## Exercise objective
Copy, in full, each line of the material that holds the word "JSON".

## Data to use
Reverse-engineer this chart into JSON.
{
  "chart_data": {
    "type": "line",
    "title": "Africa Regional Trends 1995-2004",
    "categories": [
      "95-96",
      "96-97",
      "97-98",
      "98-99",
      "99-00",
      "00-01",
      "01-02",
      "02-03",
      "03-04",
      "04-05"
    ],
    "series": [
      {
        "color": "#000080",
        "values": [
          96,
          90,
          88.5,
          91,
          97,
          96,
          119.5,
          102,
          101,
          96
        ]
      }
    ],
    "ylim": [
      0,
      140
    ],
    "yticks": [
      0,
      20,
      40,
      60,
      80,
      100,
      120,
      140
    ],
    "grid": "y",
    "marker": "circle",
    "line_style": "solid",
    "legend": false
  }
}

* * *

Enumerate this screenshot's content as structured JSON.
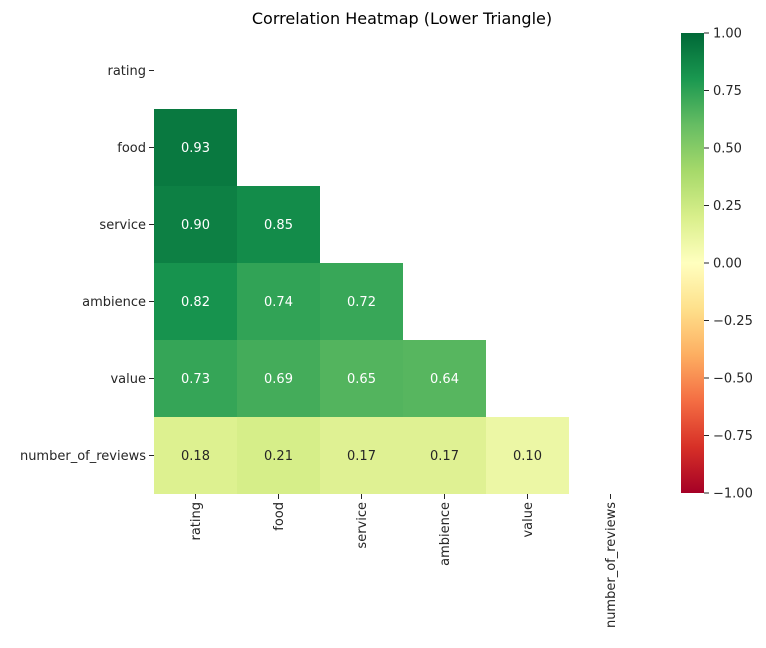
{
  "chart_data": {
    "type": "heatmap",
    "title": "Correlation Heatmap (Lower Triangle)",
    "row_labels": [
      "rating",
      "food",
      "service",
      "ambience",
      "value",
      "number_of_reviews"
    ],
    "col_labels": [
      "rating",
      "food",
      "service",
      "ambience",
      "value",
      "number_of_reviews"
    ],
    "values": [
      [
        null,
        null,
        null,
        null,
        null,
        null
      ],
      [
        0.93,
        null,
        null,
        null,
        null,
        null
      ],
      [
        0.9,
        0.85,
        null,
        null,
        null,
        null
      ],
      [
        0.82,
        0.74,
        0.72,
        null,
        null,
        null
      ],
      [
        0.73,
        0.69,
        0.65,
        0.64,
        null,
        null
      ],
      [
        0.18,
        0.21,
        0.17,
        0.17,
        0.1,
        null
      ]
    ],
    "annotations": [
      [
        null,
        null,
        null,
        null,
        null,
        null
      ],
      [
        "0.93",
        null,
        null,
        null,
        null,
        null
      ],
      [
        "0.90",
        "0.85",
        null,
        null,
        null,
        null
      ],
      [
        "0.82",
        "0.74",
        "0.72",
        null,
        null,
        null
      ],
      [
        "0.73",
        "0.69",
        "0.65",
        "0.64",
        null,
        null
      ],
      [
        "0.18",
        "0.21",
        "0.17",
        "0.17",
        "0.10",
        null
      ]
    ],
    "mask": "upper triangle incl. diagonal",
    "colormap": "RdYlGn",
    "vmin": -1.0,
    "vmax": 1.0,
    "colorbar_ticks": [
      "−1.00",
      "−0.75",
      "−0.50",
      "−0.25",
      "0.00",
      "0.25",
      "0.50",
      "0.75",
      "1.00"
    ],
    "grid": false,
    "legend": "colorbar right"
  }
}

## In response
Reverse-engineer this chart into JSON.
Enumerate this screenshot's content as structured JSON.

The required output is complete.